> [GOAL]: Print every entry exactly as written.

#####

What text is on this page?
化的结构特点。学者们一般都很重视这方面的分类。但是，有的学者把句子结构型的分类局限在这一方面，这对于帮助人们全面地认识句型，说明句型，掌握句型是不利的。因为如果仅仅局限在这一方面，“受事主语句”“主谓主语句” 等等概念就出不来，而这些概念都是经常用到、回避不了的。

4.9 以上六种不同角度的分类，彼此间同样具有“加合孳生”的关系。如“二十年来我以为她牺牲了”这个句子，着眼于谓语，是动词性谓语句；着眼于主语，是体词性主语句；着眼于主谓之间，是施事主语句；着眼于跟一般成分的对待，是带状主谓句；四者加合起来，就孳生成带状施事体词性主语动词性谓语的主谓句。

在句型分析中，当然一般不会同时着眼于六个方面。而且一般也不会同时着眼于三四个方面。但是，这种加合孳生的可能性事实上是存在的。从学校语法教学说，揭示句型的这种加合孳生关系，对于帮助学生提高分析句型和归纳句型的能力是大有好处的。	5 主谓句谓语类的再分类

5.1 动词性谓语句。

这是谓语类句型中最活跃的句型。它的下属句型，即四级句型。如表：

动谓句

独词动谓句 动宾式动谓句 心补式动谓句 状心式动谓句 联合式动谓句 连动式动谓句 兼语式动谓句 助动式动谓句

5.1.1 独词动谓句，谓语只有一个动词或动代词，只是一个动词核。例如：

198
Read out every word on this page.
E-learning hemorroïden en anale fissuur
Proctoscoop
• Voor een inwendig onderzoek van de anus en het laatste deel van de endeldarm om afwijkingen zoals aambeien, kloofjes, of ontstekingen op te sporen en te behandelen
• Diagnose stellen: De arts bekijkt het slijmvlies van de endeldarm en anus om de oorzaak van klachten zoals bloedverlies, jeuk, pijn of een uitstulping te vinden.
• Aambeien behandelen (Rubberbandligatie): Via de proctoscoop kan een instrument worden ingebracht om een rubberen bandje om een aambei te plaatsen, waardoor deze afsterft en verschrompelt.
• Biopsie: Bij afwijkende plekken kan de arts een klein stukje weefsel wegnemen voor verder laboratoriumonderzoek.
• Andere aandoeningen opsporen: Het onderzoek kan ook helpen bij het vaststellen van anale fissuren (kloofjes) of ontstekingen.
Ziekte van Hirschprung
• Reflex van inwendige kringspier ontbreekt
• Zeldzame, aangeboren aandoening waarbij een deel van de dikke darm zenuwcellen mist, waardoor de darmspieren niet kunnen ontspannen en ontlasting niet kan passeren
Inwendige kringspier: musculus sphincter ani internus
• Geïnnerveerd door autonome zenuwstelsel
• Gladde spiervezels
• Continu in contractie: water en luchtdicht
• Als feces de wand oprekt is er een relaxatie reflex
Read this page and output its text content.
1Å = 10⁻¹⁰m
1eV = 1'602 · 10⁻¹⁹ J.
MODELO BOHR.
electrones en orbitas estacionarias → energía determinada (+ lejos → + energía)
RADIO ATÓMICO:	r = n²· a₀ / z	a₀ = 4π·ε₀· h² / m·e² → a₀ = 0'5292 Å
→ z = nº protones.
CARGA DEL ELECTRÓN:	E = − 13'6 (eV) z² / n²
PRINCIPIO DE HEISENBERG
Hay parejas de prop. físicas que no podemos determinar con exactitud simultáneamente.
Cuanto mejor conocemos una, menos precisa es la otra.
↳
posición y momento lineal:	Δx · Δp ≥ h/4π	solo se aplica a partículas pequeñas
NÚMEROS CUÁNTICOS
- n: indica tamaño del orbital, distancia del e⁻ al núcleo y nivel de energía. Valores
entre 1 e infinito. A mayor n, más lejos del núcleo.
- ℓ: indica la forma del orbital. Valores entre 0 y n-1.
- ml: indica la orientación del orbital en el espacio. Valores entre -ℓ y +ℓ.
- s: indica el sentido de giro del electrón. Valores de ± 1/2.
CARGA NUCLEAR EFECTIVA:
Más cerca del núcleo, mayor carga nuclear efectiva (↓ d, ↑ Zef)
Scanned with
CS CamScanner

#####

> [ANSWER FOR THIS EXERCISE]:
What text is on this page?
化的结构特点。学者们一般都很重视这方面的分类。但是，有的学者把句子结构型的分类局限在这一方面，这对于帮助人们全面地认识句型，说明句型，掌握句型是不利的。因为如果仅仅局限在这一方面，“受事主语句”“主谓主语句” 等等概念就出不来，而这些概念都是经常用到、回避不了的。

4.9 以上六种不同角度的分类，彼此间同样具有“加合孳生”的关系。如“二十年来我以为她牺牲了”这个句子，着眼于谓语，是动词性谓语句；着眼于主语，是体词性主语句；着眼于主谓之间，是施事主语句；着眼于跟一般成分的对待，是带状主谓句；四者加合起来，就孳生成带状施事体词性主语动词性谓语的主谓句。

在句型分析中，当然一般不会同时着眼于六个方面。而且一般也不会同时着眼于三四个方面。但是，这种加合孳生的可能性事实上是存在的。从学校语法教学说，揭示句型的这种加合孳生关系，对于帮助学生提高分析句型和归纳句型的能力是大有好处的。	5 主谓句谓语类的再分类

5.1 动词性谓语句。

这是谓语类句型中最活跃的句型。它的下属句型，即四级句型。如表：

动谓句

独词动谓句 动宾式动谓句 心补式动谓句 状心式动谓句 联合式动谓句 连动式动谓句 兼语式动谓句 助动式动谓句

5.1.1 独词动谓句，谓语只有一个动词或动代词，只是一个动词核。例如：

198
Read out every word on this page.
E-learning hemorroïden en anale fissuur
Proctoscoop
• Voor een inwendig onderzoek van de anus en het laatste deel van de endeldarm om afwijkingen zoals aambeien, kloofjes, of ontstekingen op te sporen en te behandelen
• Diagnose stellen: De arts bekijkt het slijmvlies van de endeldarm en anus om de oorzaak van klachten zoals bloedverlies, jeuk, pijn of een uitstulping te vinden.
• Aambeien behandelen (Rubberbandligatie): Via de proctoscoop kan een instrument worden ingebracht om een rubberen bandje om een aambei te plaatsen, waardoor deze afsterft en verschrompelt.
• Biopsie: Bij afwijkende plekken kan de arts een klein stukje weefsel wegnemen voor verder laboratoriumonderzoek.
• Andere aandoeningen opsporen: Het onderzoek kan ook helpen bij het vaststellen van anale fissuren (kloofjes) of ontstekingen.
Ziekte van Hirschprung
• Reflex van inwendige kringspier ontbreekt
• Zeldzame, aangeboren aandoening waarbij een deel van de dikke darm zenuwcellen mist, waardoor de darmspieren niet kunnen ontspannen en ontlasting niet kan passeren
Inwendige kringspier: musculus sphincter ani internus
• Geïnnerveerd door autonome zenuwstelsel
• Gladde spiervezels
• Continu in contractie: water en luchtdicht
• Als feces de wand oprekt is er een relaxatie reflex
Read this page and output its text content.
1Å = 10⁻¹⁰m
1eV = 1'602 · 10⁻¹⁹ J.
MODELO BOHR.
electrones en orbitas estacionarias → energía determinada (+ lejos → + energía)
RADIO ATÓMICO:	r = n²· a₀ / z	a₀ = 4π·ε₀· h² / m·e² → a₀ = 0'5292 Å
→ z = nº protones.
CARGA DEL ELECTRÓN:	E = − 13'6 (eV) z² / n²
PRINCIPIO DE HEISENBERG
Hay parejas de prop. físicas que no podemos determinar con exactitud simultáneamente.
Cuanto mejor conocemos una, menos precisa es la otra.
↳
posición y momento lineal:	Δx · Δp ≥ h/4π	solo se aplica a partículas pequeñas
NÚMEROS CUÁNTICOS
- n: indica tamaño del orbital, distancia del e⁻ al núcleo y nivel de energía. Valores
entre 1 e infinito. A mayor n, más lejos del núcleo.
- ℓ: indica la forma del orbital. Valores entre 0 y n-1.
- ml: indica la orientación del orbital en el espacio. Valores entre -ℓ y +ℓ.
- s: indica el sentido de giro del electrón. Valores de ± 1/2.
CARGA NUCLEAR EFECTIVA:
Más cerca del núcleo, mayor carga nuclear efectiva (↓ d, ↑ Zef)
Scanned with
CS CamScanner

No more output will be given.